§ **INSTRUCTION**:
Pull every line containing the word "JSON" from the records.

§ **INFORMATION SUPPLIED**:
━━━━━━━━━━

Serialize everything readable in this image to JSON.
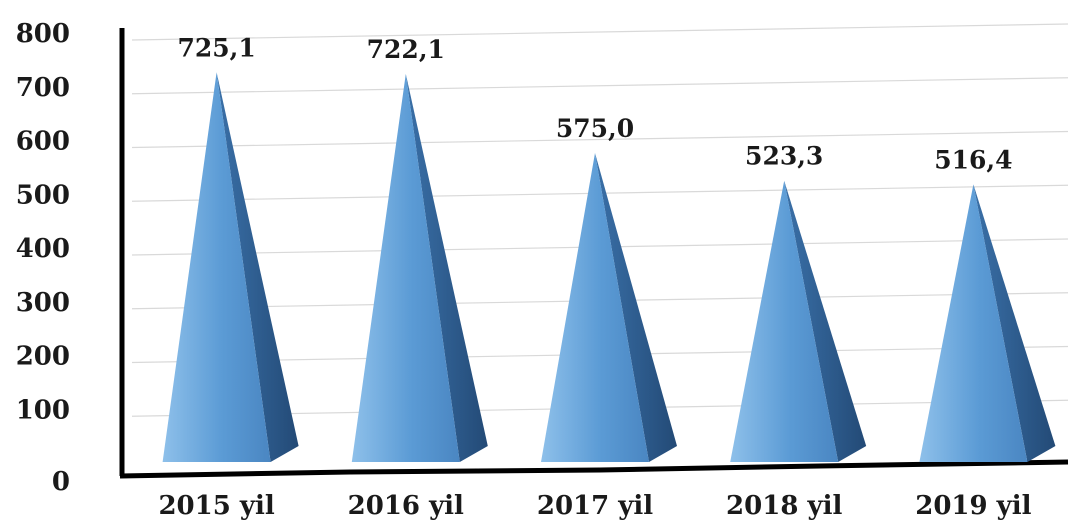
{
  "chart_data": {
    "type": "bar",
    "style": "3d-pyramid",
    "categories": [
      "2015 yil",
      "2016 yil",
      "2017 yil",
      "2018 yil",
      "2019 yil"
    ],
    "values": [
      725.1,
      722.1,
      575.0,
      523.3,
      516.4
    ],
    "data_labels": [
      "725,1",
      "722,1",
      "575,0",
      "523,3",
      "516,4"
    ],
    "ylim": [
      0,
      800
    ],
    "yticks": [
      0,
      100,
      200,
      300,
      400,
      500,
      600,
      700,
      800
    ],
    "ytick_labels": [
      "0",
      "100",
      "200",
      "300",
      "400",
      "500",
      "600",
      "700",
      "800"
    ],
    "grid": true,
    "legend": "none",
    "colors": {
      "front_face": "#5b9bd5",
      "front_light": "#8ec0ea",
      "side_face": "#2f5f93",
      "grid": "#d9d9d9",
      "axis": "#000000"
    }
  }
}
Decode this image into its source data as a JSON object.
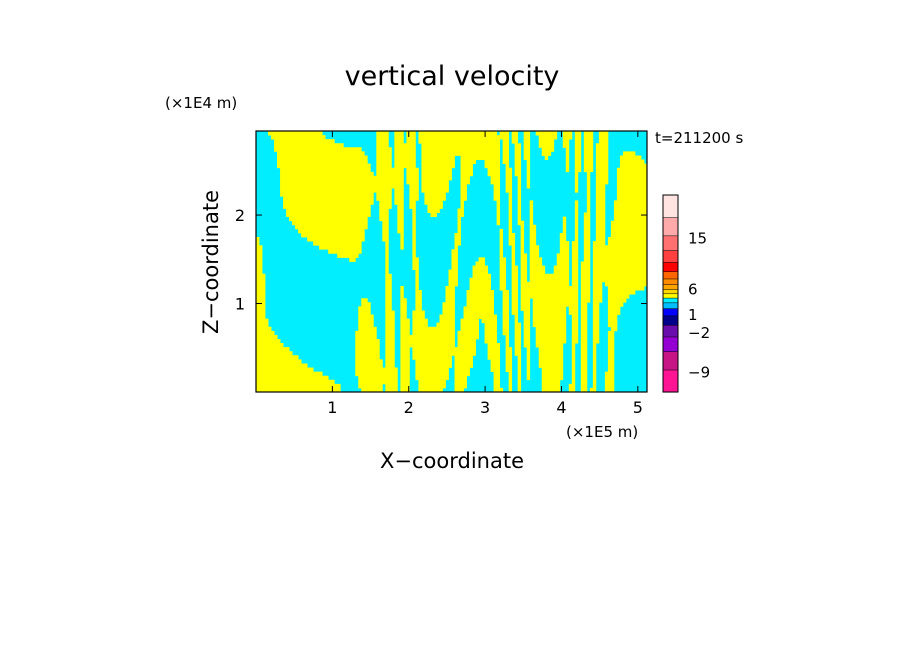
{
  "chart_data": {
    "type": "heatmap",
    "title": "vertical velocity",
    "xlabel": "X−coordinate",
    "ylabel": "Z−coordinate",
    "x_unit": "(×1E5 m)",
    "y_unit": "(×1E4 m)",
    "time_label": "t=211200 s",
    "xlim": [
      0,
      5.12
    ],
    "ylim": [
      0,
      2.95
    ],
    "x_ticks": [
      "1",
      "2",
      "3",
      "4",
      "5"
    ],
    "y_ticks": [
      "1",
      "2"
    ],
    "field_colors": {
      "positive": "#ffff00",
      "negative": "#00eeff"
    },
    "colorbar": {
      "levels": [
        {
          "color": "#ff1493"
        },
        {
          "color": "#c71585"
        },
        {
          "color": "#9400d3"
        },
        {
          "color": "#6a0dad"
        },
        {
          "color": "#00008b"
        },
        {
          "color": "#0000ff"
        },
        {
          "color": "#00bfff"
        },
        {
          "color": "#00eeff"
        },
        {
          "color": "#ffff00"
        },
        {
          "color": "#ffd700"
        },
        {
          "color": "#ffa500"
        },
        {
          "color": "#ff8c00"
        },
        {
          "color": "#ff6600"
        },
        {
          "color": "#ff0000"
        },
        {
          "color": "#ff4040"
        },
        {
          "color": "#ff7070"
        },
        {
          "color": "#ffaaaa"
        },
        {
          "color": "#ffe4e1"
        }
      ],
      "tick_labels": [
        "15",
        "6",
        "1",
        "−2",
        "−9"
      ],
      "tick_values": [
        15,
        6,
        1,
        -2,
        -9
      ]
    }
  }
}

━━━━━━━━━━

§ **SOLUTION TO THIS TASK**:
Serialize everything readable in this image to JSON.
Decode this image into its source data as a JSON object.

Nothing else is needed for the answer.